DATA EXTRACT:
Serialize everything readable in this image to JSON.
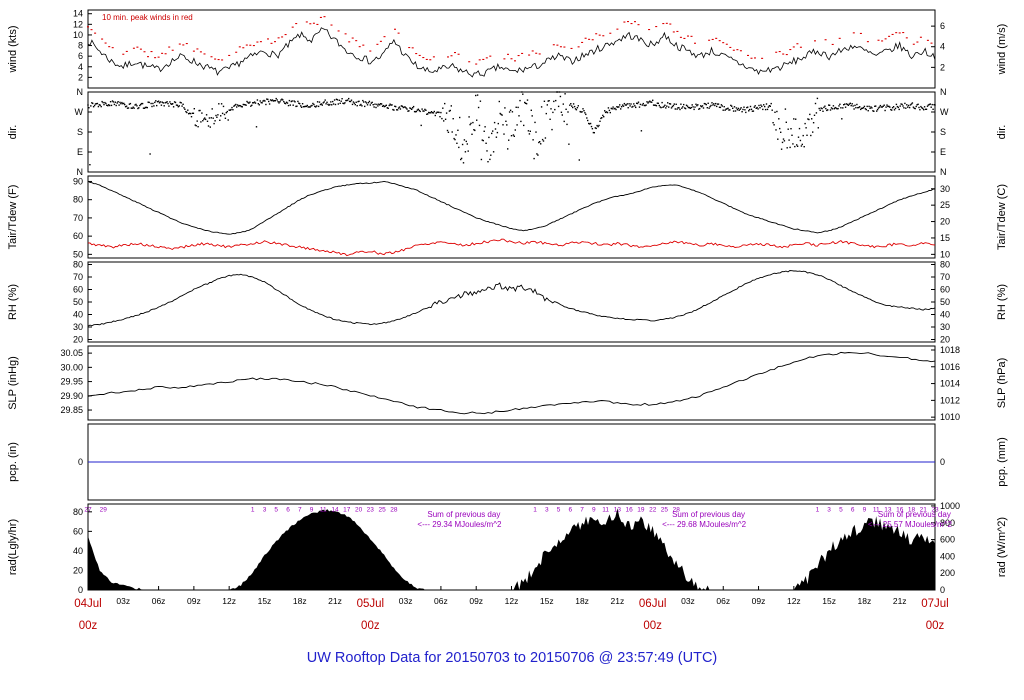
{
  "title": "UW Rooftop Data for 20150703  to  20150706 @ 23:57:49  (UTC)",
  "colors": {
    "series_black": "#000000",
    "series_red": "#dd0000",
    "pcp_blue": "#2222cc",
    "purple": "#9900bb",
    "date_red": "#bb0000",
    "title_blue": "#2222cc",
    "annotation_red": "#cc0000"
  },
  "annotations": {
    "wind_peak_note": "10 min. peak winds in red",
    "rad_sums": [
      {
        "t": 28,
        "title": "Sum of previous day",
        "value": "<--- 29.34 MJoules/m^2"
      },
      {
        "t": 48.8,
        "title": "Sum of previous day",
        "value": "<--- 29.68 MJoules/m^2"
      },
      {
        "t": 66.3,
        "title": "Sum of previous day",
        "value": "<--- 25.57 MJoules/m^2"
      }
    ]
  },
  "x_axis": {
    "ticks": [
      {
        "t": 0,
        "label": "04Jul",
        "sub": "00z",
        "major": true
      },
      {
        "t": 3,
        "label": "03z"
      },
      {
        "t": 6,
        "label": "06z"
      },
      {
        "t": 9,
        "label": "09z"
      },
      {
        "t": 12,
        "label": "12z"
      },
      {
        "t": 15,
        "label": "15z"
      },
      {
        "t": 18,
        "label": "18z"
      },
      {
        "t": 21,
        "label": "21z"
      },
      {
        "t": 24,
        "label": "05Jul",
        "sub": "00z",
        "major": true
      },
      {
        "t": 27,
        "label": "03z"
      },
      {
        "t": 30,
        "label": "06z"
      },
      {
        "t": 33,
        "label": "09z"
      },
      {
        "t": 36,
        "label": "12z"
      },
      {
        "t": 39,
        "label": "15z"
      },
      {
        "t": 42,
        "label": "18z"
      },
      {
        "t": 45,
        "label": "21z"
      },
      {
        "t": 48,
        "label": "06Jul",
        "sub": "00z",
        "major": true
      },
      {
        "t": 51,
        "label": "03z"
      },
      {
        "t": 54,
        "label": "06z"
      },
      {
        "t": 57,
        "label": "09z"
      },
      {
        "t": 60,
        "label": "12z"
      },
      {
        "t": 63,
        "label": "15z"
      },
      {
        "t": 66,
        "label": "18z"
      },
      {
        "t": 69,
        "label": "21z"
      },
      {
        "t": 72,
        "label": "07Jul",
        "sub": "00z",
        "major": true
      }
    ]
  },
  "panels": [
    {
      "id": "wind",
      "label_left": "wind (kts)",
      "label_right": "wind (m/s)",
      "ylim": [
        0,
        14.7
      ],
      "ticks_left": [
        {
          "v": 14,
          "label": "14"
        },
        {
          "v": 12,
          "label": "12"
        },
        {
          "v": 10,
          "label": "10"
        },
        {
          "v": 8,
          "label": "8"
        },
        {
          "v": 6,
          "label": "6"
        },
        {
          "v": 4,
          "label": "4"
        },
        {
          "v": 2,
          "label": "2"
        }
      ],
      "ticks_right": [
        {
          "v": 11.66,
          "label": "6"
        },
        {
          "v": 7.78,
          "label": "4"
        },
        {
          "v": 3.89,
          "label": "2"
        }
      ]
    },
    {
      "id": "dir",
      "label_left": "dir.",
      "label_right": "dir.",
      "ylim": [
        0,
        360
      ],
      "ticks_left": [
        {
          "v": 360,
          "label": "N"
        },
        {
          "v": 270,
          "label": "W"
        },
        {
          "v": 180,
          "label": "S"
        },
        {
          "v": 90,
          "label": "E"
        },
        {
          "v": 0,
          "label": "N"
        }
      ],
      "ticks_right": [
        {
          "v": 360,
          "label": "N"
        },
        {
          "v": 270,
          "label": "W"
        },
        {
          "v": 180,
          "label": "S"
        },
        {
          "v": 90,
          "label": "E"
        },
        {
          "v": 0,
          "label": "N"
        }
      ]
    },
    {
      "id": "temp",
      "label_left": "Tair/Tdew (F)",
      "label_right": "Tair/Tdew (C)",
      "ylim": [
        48,
        93
      ],
      "ticks_left": [
        {
          "v": 90,
          "label": "90"
        },
        {
          "v": 80,
          "label": "80"
        },
        {
          "v": 70,
          "label": "70"
        },
        {
          "v": 60,
          "label": "60"
        },
        {
          "v": 50,
          "label": "50"
        }
      ],
      "ticks_right": [
        {
          "v": 86,
          "label": "30"
        },
        {
          "v": 77,
          "label": "25"
        },
        {
          "v": 68,
          "label": "20"
        },
        {
          "v": 59,
          "label": "15"
        },
        {
          "v": 50,
          "label": "10"
        }
      ]
    },
    {
      "id": "rh",
      "label_left": "RH (%)",
      "label_right": "RH (%)",
      "ylim": [
        18,
        82
      ],
      "ticks_left": [
        {
          "v": 80,
          "label": "80"
        },
        {
          "v": 70,
          "label": "70"
        },
        {
          "v": 60,
          "label": "60"
        },
        {
          "v": 50,
          "label": "50"
        },
        {
          "v": 40,
          "label": "40"
        },
        {
          "v": 30,
          "label": "30"
        },
        {
          "v": 20,
          "label": "20"
        }
      ],
      "ticks_right": [
        {
          "v": 80,
          "label": "80"
        },
        {
          "v": 70,
          "label": "70"
        },
        {
          "v": 60,
          "label": "60"
        },
        {
          "v": 50,
          "label": "50"
        },
        {
          "v": 40,
          "label": "40"
        },
        {
          "v": 30,
          "label": "30"
        },
        {
          "v": 20,
          "label": "20"
        }
      ]
    },
    {
      "id": "slp",
      "label_left": "SLP (inHg)",
      "label_right": "SLP (hPa)",
      "ylim": [
        29.815,
        30.075
      ],
      "ticks_left": [
        {
          "v": 30.05,
          "label": "30.05"
        },
        {
          "v": 30.0,
          "label": "30.00"
        },
        {
          "v": 29.95,
          "label": "29.95"
        },
        {
          "v": 29.9,
          "label": "29.90"
        },
        {
          "v": 29.85,
          "label": "29.85"
        }
      ],
      "ticks_right": [
        {
          "v": 30.061,
          "label": "1018"
        },
        {
          "v": 30.002,
          "label": "1016"
        },
        {
          "v": 29.943,
          "label": "1014"
        },
        {
          "v": 29.884,
          "label": "1012"
        },
        {
          "v": 29.825,
          "label": "1010"
        }
      ]
    },
    {
      "id": "pcp",
      "label_left": "pcp. (in)",
      "label_right": "pcp. (mm)",
      "ylim": [
        -1,
        1
      ],
      "ticks_left": [
        {
          "v": 0,
          "label": "0"
        }
      ],
      "ticks_right": [
        {
          "v": 0,
          "label": "0"
        }
      ]
    },
    {
      "id": "rad",
      "label_left": "rad(Lgly/hr)",
      "label_right": "rad (W/m^2)",
      "ylim": [
        0,
        88
      ],
      "ticks_left": [
        {
          "v": 80,
          "label": "80"
        },
        {
          "v": 60,
          "label": "60"
        },
        {
          "v": 40,
          "label": "40"
        },
        {
          "v": 20,
          "label": "20"
        },
        {
          "v": 0,
          "label": "0"
        }
      ],
      "ticks_right": [
        {
          "v": 86,
          "label": "1000"
        },
        {
          "v": 68.8,
          "label": "800"
        },
        {
          "v": 51.6,
          "label": "600"
        },
        {
          "v": 34.4,
          "label": "400"
        },
        {
          "v": 17.2,
          "label": "200"
        },
        {
          "v": 0,
          "label": "0"
        }
      ]
    }
  ],
  "chart_data": {
    "type": "line",
    "x_unit": "hours since 2015-07-04 00z (UTC)",
    "x_range": [
      0,
      72
    ],
    "series": {
      "wind_kts": {
        "x_step": 1,
        "values": [
          9,
          7,
          5,
          4,
          5,
          4,
          3.5,
          5,
          6,
          5,
          4,
          3,
          3.5,
          5,
          6,
          7,
          6,
          8,
          10,
          9,
          11,
          9,
          7,
          6,
          5,
          6,
          9,
          6,
          4,
          3,
          3.5,
          4,
          3,
          2.5,
          3,
          4,
          3,
          3.5,
          4,
          5,
          6,
          5,
          6,
          7,
          8,
          9,
          10,
          9,
          8,
          10,
          8,
          7,
          6,
          7,
          6,
          5,
          4,
          3,
          3.5,
          4,
          5,
          6,
          7,
          6,
          7,
          8,
          7,
          6,
          7,
          8,
          6,
          7,
          6
        ]
      },
      "wind_peak_kts": {
        "x_step": 1,
        "values": [
          11.5,
          9.5,
          7.5,
          6.5,
          7.5,
          6.5,
          6,
          7.5,
          8.5,
          7.5,
          6.5,
          5.5,
          6,
          7.5,
          8.5,
          9.5,
          8.5,
          10.5,
          12.5,
          11.5,
          13.5,
          11.5,
          9.5,
          8.5,
          7.5,
          8.5,
          11.5,
          8.5,
          6.5,
          5.5,
          6,
          6.5,
          5.5,
          5,
          5.5,
          6.5,
          5.5,
          6,
          6.5,
          7.5,
          8.5,
          7.5,
          8.5,
          9.5,
          10.5,
          11.5,
          12.5,
          11.5,
          10.5,
          12.5,
          10.5,
          9.5,
          8.5,
          9.5,
          8.5,
          7.5,
          6.5,
          5.5,
          6,
          6.5,
          7.5,
          8.5,
          9.5,
          8.5,
          9.5,
          10.5,
          9.5,
          8.5,
          9.5,
          10.5,
          8.5,
          9.5,
          8.5
        ]
      },
      "wind_dir_deg": {
        "x_step": 1,
        "values": [
          300,
          305,
          310,
          300,
          295,
          300,
          310,
          305,
          300,
          250,
          220,
          260,
          280,
          300,
          310,
          315,
          320,
          310,
          305,
          300,
          310,
          315,
          320,
          310,
          305,
          300,
          290,
          285,
          280,
          270,
          260,
          200,
          120,
          300,
          90,
          250,
          180,
          310,
          140,
          260,
          290,
          300,
          280,
          180,
          270,
          295,
          300,
          305,
          310,
          300,
          295,
          290,
          295,
          300,
          290,
          285,
          280,
          290,
          295,
          150,
          180,
          160,
          280,
          290,
          300,
          295,
          290,
          285,
          290,
          295,
          300,
          290,
          295
        ]
      },
      "tair_f": {
        "x_step": 1,
        "values": [
          90,
          88,
          85,
          82,
          79,
          76,
          73,
          70,
          67,
          65,
          63,
          62,
          61,
          62,
          64,
          68,
          72,
          76,
          80,
          83,
          85,
          87,
          88,
          89,
          89,
          90,
          89,
          87,
          85,
          82,
          79,
          76,
          73,
          70,
          68,
          66,
          64,
          63,
          64,
          66,
          69,
          72,
          75,
          78,
          80,
          82,
          83,
          85,
          87,
          88,
          88,
          86,
          84,
          81,
          78,
          75,
          72,
          70,
          68,
          66,
          64,
          63,
          62,
          63,
          65,
          68,
          71,
          74,
          77,
          80,
          82,
          84,
          86
        ]
      },
      "tdew_f": {
        "x_step": 1,
        "values": [
          56,
          55,
          54,
          55,
          56,
          55,
          54,
          53,
          54,
          55,
          56,
          55,
          54,
          55,
          56,
          57,
          56,
          55,
          54,
          53,
          52,
          51,
          50,
          51,
          52,
          50,
          51,
          53,
          55,
          56,
          57,
          56,
          55,
          56,
          57,
          58,
          57,
          56,
          57,
          56,
          55,
          56,
          57,
          56,
          55,
          56,
          55,
          54,
          55,
          56,
          57,
          56,
          55,
          56,
          55,
          54,
          55,
          56,
          55,
          54,
          55,
          56,
          55,
          56,
          57,
          56,
          55,
          54,
          55,
          56,
          55,
          56,
          55
        ]
      },
      "rh_pct": {
        "x_step": 1,
        "values": [
          31,
          32,
          34,
          36,
          39,
          42,
          46,
          50,
          55,
          60,
          64,
          68,
          71,
          72,
          70,
          66,
          60,
          54,
          48,
          43,
          39,
          36,
          34,
          33,
          32,
          33,
          35,
          38,
          42,
          46,
          50,
          53,
          56,
          58,
          60,
          63,
          60,
          62,
          58,
          52,
          48,
          45,
          42,
          40,
          38,
          37,
          36,
          36,
          35,
          36,
          38,
          41,
          45,
          50,
          55,
          60,
          65,
          69,
          72,
          74,
          75,
          74,
          72,
          68,
          63,
          58,
          54,
          50,
          47,
          46,
          45,
          44,
          45
        ]
      },
      "slp_inhg": {
        "x": [
          0,
          2,
          4,
          6,
          8,
          10,
          12,
          14,
          16,
          18,
          20,
          22,
          24,
          26,
          28,
          30,
          32,
          34,
          36,
          38,
          40,
          42,
          44,
          46,
          48,
          50,
          52,
          54,
          56,
          58,
          60,
          62,
          64,
          66,
          68,
          70,
          72
        ],
        "values": [
          29.9,
          29.91,
          29.92,
          29.93,
          29.93,
          29.94,
          29.95,
          29.96,
          29.96,
          29.95,
          29.94,
          29.92,
          29.9,
          29.88,
          29.86,
          29.85,
          29.84,
          29.84,
          29.85,
          29.86,
          29.87,
          29.88,
          29.88,
          29.87,
          29.87,
          29.88,
          29.9,
          29.93,
          29.96,
          29.99,
          30.02,
          30.04,
          30.05,
          30.05,
          30.04,
          30.03,
          30.02
        ]
      },
      "pcp_in": {
        "constant": 0
      },
      "rad_lyhr": {
        "x_step": 1,
        "values": [
          55,
          20,
          8,
          5,
          2,
          0,
          0,
          0,
          0,
          0,
          0,
          0,
          0,
          5,
          18,
          35,
          50,
          62,
          72,
          78,
          82,
          81,
          76,
          66,
          52,
          38,
          22,
          10,
          2,
          0,
          0,
          0,
          0,
          0,
          0,
          0,
          0,
          8,
          22,
          38,
          52,
          60,
          68,
          75,
          70,
          78,
          65,
          72,
          60,
          45,
          28,
          12,
          3,
          0,
          0,
          0,
          0,
          0,
          0,
          0,
          0,
          10,
          25,
          40,
          52,
          60,
          66,
          70,
          65,
          58,
          50,
          55,
          45
        ]
      }
    },
    "rad_cum_labels": [
      {
        "t": 0,
        "v": "27"
      },
      {
        "t": 1.3,
        "v": "29"
      },
      {
        "t": 14,
        "v": "1"
      },
      {
        "t": 15,
        "v": "3"
      },
      {
        "t": 16,
        "v": "5"
      },
      {
        "t": 17,
        "v": "6"
      },
      {
        "t": 18,
        "v": "7"
      },
      {
        "t": 19,
        "v": "9"
      },
      {
        "t": 20,
        "v": "11"
      },
      {
        "t": 21,
        "v": "14"
      },
      {
        "t": 22,
        "v": "17"
      },
      {
        "t": 23,
        "v": "20"
      },
      {
        "t": 24,
        "v": "23"
      },
      {
        "t": 25,
        "v": "25"
      },
      {
        "t": 26,
        "v": "28"
      },
      {
        "t": 38,
        "v": "1"
      },
      {
        "t": 39,
        "v": "3"
      },
      {
        "t": 40,
        "v": "5"
      },
      {
        "t": 41,
        "v": "6"
      },
      {
        "t": 42,
        "v": "7"
      },
      {
        "t": 43,
        "v": "9"
      },
      {
        "t": 44,
        "v": "11"
      },
      {
        "t": 45,
        "v": "13"
      },
      {
        "t": 46,
        "v": "16"
      },
      {
        "t": 47,
        "v": "19"
      },
      {
        "t": 48,
        "v": "22"
      },
      {
        "t": 49,
        "v": "25"
      },
      {
        "t": 50,
        "v": "28"
      },
      {
        "t": 62,
        "v": "1"
      },
      {
        "t": 63,
        "v": "3"
      },
      {
        "t": 64,
        "v": "5"
      },
      {
        "t": 65,
        "v": "6"
      },
      {
        "t": 66,
        "v": "9"
      },
      {
        "t": 67,
        "v": "11"
      },
      {
        "t": 68,
        "v": "13"
      },
      {
        "t": 69,
        "v": "16"
      },
      {
        "t": 70,
        "v": "18"
      },
      {
        "t": 71,
        "v": "21"
      },
      {
        "t": 72,
        "v": "23"
      }
    ]
  }
}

EXERCISE: Tally the lines of the material above that contain the word "MJoules" and report the total alone.

WRITTEN RESPONSE: 3